#### [Aim of the task]
Retype all of the data exactly as given.

[Data records]
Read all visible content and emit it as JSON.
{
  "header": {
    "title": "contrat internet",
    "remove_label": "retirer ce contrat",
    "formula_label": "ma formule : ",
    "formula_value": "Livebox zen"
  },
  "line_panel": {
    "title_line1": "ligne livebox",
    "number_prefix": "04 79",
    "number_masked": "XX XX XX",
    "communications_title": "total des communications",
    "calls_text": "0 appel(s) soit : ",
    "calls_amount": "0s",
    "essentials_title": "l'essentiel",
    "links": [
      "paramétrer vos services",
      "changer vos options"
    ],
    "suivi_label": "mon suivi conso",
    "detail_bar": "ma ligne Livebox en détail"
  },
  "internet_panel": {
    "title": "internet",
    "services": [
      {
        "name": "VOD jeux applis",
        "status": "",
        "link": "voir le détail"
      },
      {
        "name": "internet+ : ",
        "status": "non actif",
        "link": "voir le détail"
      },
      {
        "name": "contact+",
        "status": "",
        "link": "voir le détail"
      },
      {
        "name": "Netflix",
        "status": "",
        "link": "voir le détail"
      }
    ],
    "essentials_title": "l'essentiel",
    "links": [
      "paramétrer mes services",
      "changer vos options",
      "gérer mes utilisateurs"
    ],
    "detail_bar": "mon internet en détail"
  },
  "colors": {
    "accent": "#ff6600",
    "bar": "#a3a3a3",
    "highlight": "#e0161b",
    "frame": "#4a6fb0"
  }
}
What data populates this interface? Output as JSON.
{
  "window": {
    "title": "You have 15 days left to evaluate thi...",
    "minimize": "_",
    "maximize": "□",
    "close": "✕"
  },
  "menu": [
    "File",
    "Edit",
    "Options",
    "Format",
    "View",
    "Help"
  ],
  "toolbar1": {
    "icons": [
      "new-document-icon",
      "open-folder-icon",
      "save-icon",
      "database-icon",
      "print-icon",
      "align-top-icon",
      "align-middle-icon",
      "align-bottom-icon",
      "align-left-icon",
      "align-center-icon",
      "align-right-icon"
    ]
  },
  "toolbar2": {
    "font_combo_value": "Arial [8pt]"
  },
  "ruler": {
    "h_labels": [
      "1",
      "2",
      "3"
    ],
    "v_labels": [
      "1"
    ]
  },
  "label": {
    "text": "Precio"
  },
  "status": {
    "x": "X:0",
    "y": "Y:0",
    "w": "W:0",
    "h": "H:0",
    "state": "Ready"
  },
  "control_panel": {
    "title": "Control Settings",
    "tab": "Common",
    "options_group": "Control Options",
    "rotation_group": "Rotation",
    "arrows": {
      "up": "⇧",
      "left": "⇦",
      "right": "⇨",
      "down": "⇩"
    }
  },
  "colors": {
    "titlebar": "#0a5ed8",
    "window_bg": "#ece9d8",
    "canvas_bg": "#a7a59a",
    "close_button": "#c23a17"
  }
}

#### [Result]
Read all visible content and emit it as JSON.
{
  "header": {
    "title": "contrat internet",
    "remove_label": "retirer ce contrat",
    "formula_label": "ma formule : ",
    "formula_value": "Livebox zen"
  },
  "line_panel": {
    "title_line1": "ligne livebox",
    "number_prefix": "04 79",
    "number_masked": "XX XX XX",
    "communications_title": "total des communications",
    "calls_text": "0 appel(s) soit : ",
    "calls_amount": "0s",
    "essentials_title": "l'essentiel",
    "links": [
      "paramétrer vos services",
      "changer vos options"
    ],
    "suivi_label": "mon suivi conso",
    "detail_bar": "ma ligne Livebox en détail"
  },
  "internet_panel": {
    "title": "internet",
    "services": [
      {
        "name": "VOD jeux applis",
        "status": "",
        "link": "voir le détail"
      },
      {
        "name": "internet+ : ",
        "status": "non actif",
        "link": "voir le détail"
      },
      {
        "name": "contact+",
        "status": "",
        "link": "voir le détail"
      },
      {
        "name": "Netflix",
        "status": "",
        "link": "voir le détail"
      }
    ],
    "essentials_title": "l'essentiel",
    "links": [
      "paramétrer mes services",
      "changer vos options",
      "gérer mes utilisateurs"
    ],
    "detail_bar": "mon internet en détail"
  },
  "colors": {
    "accent": "#ff6600",
    "bar": "#a3a3a3",
    "highlight": "#e0161b",
    "frame": "#4a6fb0"
  }
}
What data populates this interface? Output as JSON.
{
  "window": {
    "title": "You have 15 days left to evaluate thi...",
    "minimize": "_",
    "maximize": "□",
    "close": "✕"
  },
  "menu": [
    "File",
    "Edit",
    "Options",
    "Format",
    "View",
    "Help"
  ],
  "toolbar1": {
    "icons": [
      "new-document-icon",
      "open-folder-icon",
      "save-icon",
      "database-icon",
      "print-icon",
      "align-top-icon",
      "align-middle-icon",
      "align-bottom-icon",
      "align-left-icon",
      "align-center-icon",
      "align-right-icon"
    ]
  },
  "toolbar2": {
    "font_combo_value": "Arial [8pt]"
  },
  "ruler": {
    "h_labels": [
      "1",
      "2",
      "3"
    ],
    "v_labels": [
      "1"
    ]
  },
  "label": {
    "text": "Precio"
  },
  "status": {
    "x": "X:0",
    "y": "Y:0",
    "w": "W:0",
    "h": "H:0",
    "state": "Ready"
  },
  "control_panel": {
    "title": "Control Settings",
    "tab": "Common",
    "options_group": "Control Options",
    "rotation_group": "Rotation",
    "arrows": {
      "up": "⇧",
      "left": "⇦",
      "right": "⇨",
      "down": "⇩"
    }
  },
  "colors": {
    "titlebar": "#0a5ed8",
    "window_bg": "#ece9d8",
    "canvas_bg": "#a7a59a",
    "close_button": "#c23a17"
  }
}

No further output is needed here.